(Data records)
━━━
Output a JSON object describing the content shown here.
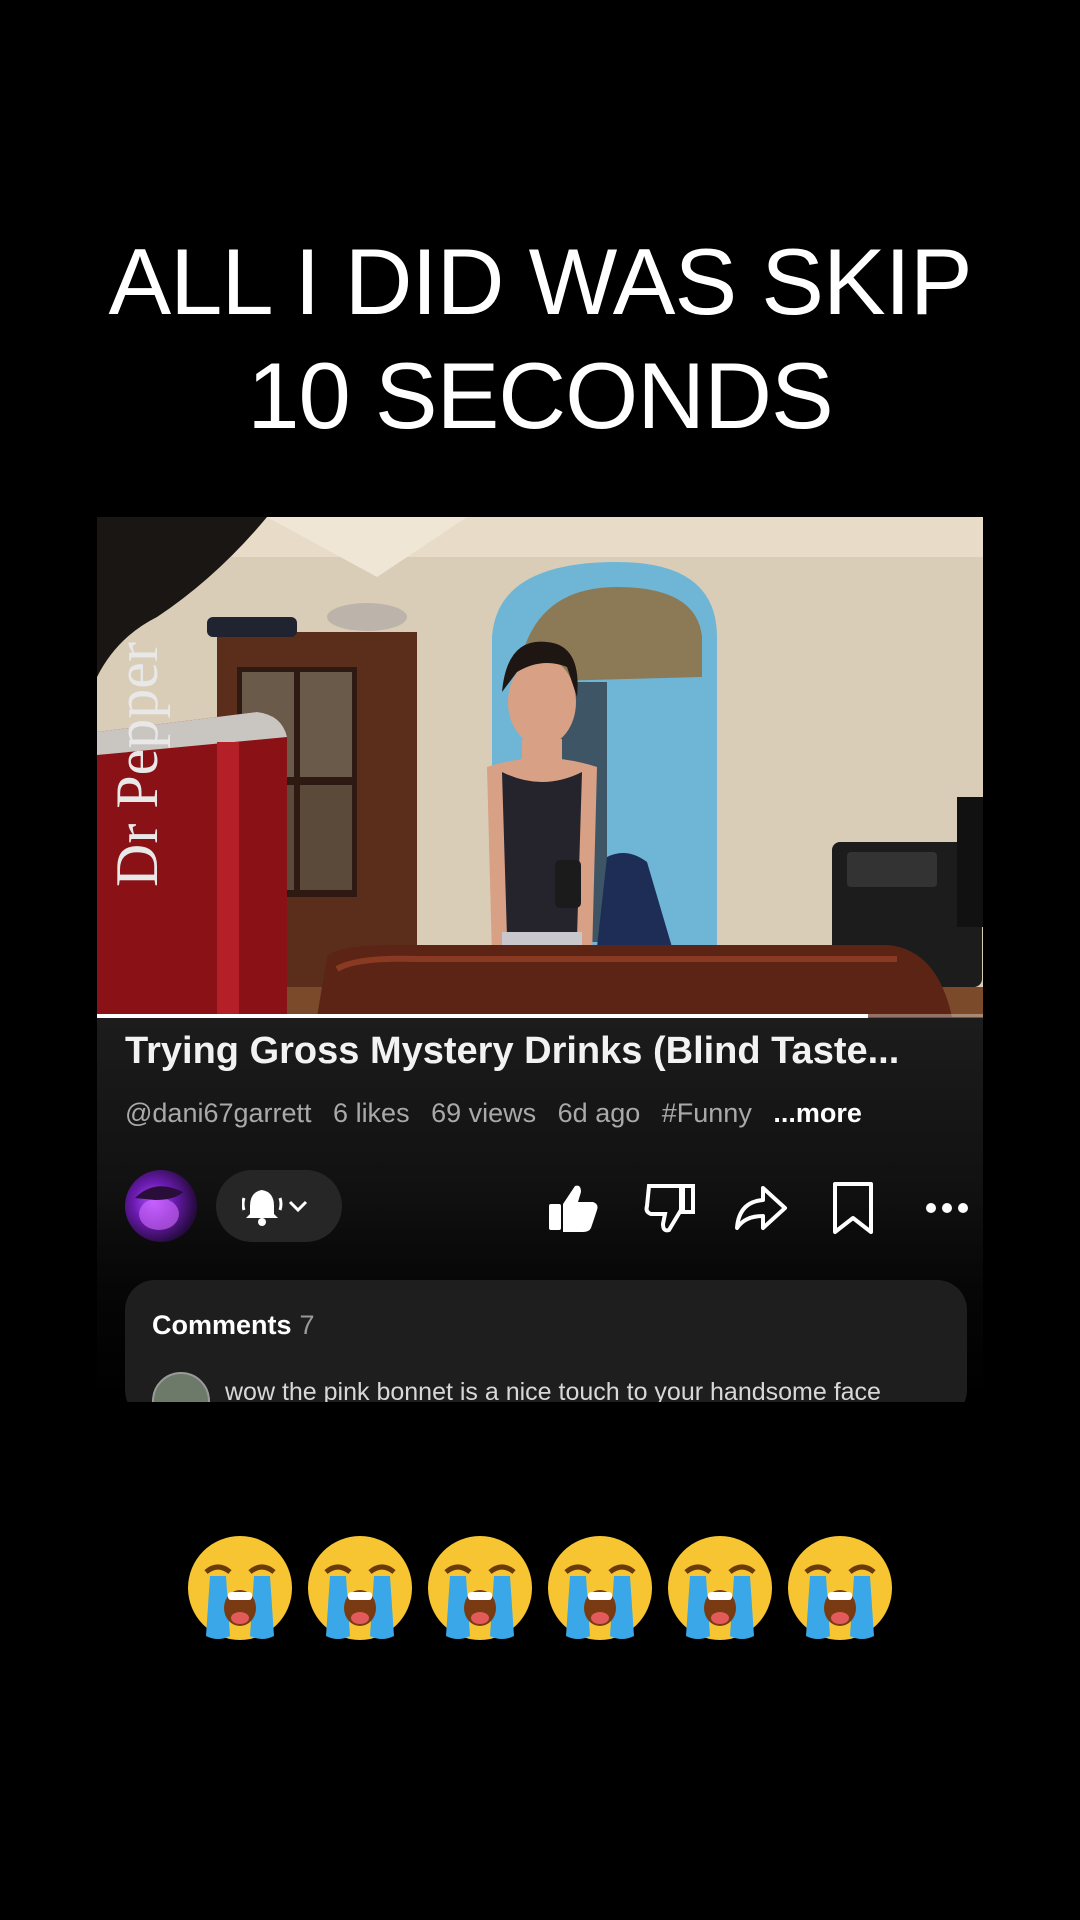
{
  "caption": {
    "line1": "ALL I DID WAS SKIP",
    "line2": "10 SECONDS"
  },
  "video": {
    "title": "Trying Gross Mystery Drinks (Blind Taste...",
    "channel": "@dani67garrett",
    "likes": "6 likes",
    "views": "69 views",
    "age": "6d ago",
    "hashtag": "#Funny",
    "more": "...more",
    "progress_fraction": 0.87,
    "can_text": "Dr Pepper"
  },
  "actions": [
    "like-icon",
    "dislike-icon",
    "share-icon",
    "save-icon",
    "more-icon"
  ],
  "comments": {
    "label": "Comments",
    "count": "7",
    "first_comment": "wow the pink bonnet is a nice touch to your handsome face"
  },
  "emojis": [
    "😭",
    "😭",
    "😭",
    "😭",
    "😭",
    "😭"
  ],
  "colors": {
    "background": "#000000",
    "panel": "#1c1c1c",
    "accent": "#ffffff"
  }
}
━━━
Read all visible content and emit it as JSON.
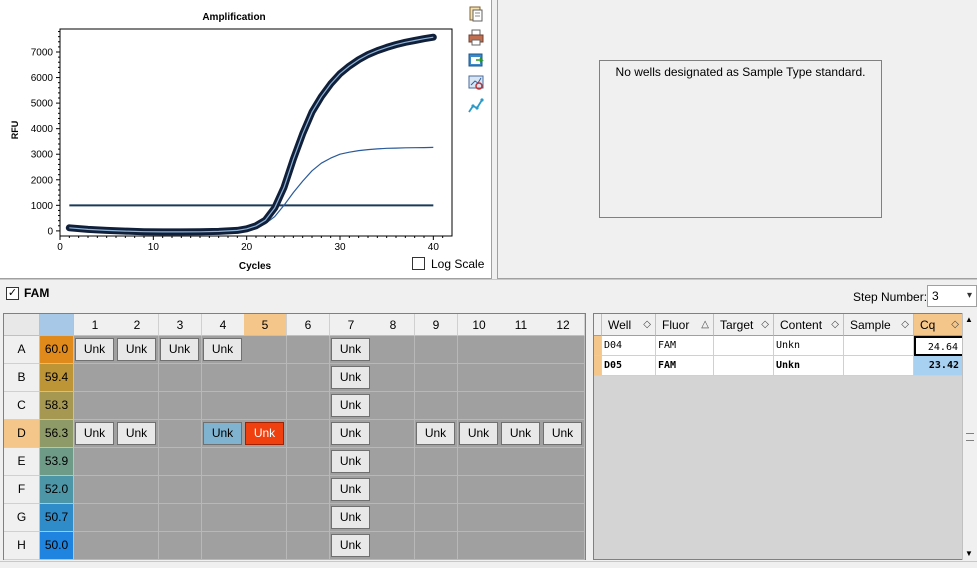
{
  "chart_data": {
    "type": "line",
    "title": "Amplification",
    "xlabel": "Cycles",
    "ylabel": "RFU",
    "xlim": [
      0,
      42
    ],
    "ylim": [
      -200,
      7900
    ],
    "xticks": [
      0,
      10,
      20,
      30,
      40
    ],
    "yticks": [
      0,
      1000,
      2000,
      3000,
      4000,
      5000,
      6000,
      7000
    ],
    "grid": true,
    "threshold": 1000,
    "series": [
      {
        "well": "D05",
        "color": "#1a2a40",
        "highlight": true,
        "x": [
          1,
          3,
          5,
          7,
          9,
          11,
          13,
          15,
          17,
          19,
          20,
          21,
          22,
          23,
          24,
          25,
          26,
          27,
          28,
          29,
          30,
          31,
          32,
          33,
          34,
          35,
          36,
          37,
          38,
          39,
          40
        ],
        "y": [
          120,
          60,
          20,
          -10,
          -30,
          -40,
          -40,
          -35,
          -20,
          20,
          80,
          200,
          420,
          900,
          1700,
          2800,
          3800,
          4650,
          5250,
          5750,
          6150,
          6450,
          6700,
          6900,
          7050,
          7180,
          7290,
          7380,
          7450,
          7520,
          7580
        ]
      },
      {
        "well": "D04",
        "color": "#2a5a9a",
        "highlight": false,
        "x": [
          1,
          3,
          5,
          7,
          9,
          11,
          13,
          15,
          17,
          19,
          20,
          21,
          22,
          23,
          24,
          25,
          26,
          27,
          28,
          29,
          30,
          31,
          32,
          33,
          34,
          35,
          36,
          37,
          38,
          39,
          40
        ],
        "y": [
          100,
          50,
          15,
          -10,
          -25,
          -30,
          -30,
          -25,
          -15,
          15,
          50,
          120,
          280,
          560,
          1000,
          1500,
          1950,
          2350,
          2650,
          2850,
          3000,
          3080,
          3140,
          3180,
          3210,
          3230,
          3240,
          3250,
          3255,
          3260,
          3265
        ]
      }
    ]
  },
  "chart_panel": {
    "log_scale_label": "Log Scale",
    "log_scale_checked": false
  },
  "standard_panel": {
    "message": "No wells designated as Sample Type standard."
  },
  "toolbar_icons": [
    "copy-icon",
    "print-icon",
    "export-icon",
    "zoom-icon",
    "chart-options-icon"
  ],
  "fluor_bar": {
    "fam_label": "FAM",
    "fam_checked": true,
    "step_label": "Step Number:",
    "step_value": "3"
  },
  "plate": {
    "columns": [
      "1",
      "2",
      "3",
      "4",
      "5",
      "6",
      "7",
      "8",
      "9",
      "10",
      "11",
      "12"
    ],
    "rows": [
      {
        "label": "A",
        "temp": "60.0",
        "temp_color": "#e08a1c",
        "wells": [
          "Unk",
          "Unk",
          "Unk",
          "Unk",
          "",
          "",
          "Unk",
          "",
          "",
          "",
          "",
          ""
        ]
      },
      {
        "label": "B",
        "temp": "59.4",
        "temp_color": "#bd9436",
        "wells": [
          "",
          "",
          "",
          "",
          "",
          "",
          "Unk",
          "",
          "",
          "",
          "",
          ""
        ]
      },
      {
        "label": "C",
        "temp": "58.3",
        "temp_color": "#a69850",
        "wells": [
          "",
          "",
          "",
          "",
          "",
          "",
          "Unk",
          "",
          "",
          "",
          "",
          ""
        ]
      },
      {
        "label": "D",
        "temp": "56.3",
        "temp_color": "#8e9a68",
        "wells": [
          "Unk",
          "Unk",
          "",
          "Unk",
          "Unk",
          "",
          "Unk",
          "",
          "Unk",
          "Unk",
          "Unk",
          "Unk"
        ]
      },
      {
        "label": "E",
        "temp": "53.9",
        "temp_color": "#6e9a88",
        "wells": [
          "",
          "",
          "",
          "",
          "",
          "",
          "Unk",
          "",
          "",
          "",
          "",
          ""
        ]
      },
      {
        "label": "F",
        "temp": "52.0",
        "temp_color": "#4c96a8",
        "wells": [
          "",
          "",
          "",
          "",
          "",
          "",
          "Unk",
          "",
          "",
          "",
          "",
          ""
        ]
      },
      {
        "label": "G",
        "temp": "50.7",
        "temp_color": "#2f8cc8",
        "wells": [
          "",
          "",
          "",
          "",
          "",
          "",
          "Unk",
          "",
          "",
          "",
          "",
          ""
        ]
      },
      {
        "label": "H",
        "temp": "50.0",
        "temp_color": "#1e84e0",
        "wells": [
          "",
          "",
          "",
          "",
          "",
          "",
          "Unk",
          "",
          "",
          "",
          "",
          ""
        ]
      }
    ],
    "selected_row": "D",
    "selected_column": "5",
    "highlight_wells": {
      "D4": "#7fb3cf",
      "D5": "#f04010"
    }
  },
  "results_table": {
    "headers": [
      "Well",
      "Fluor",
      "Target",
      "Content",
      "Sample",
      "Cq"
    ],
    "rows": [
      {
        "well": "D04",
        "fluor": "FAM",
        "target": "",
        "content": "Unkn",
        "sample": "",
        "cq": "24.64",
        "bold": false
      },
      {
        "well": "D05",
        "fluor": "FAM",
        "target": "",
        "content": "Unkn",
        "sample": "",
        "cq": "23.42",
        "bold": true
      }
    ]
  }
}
━━━
▸ Exercise task
Of the lines above, how many contain the word "JSON"? Provide the number and nothing else.

▸ Result of the task
2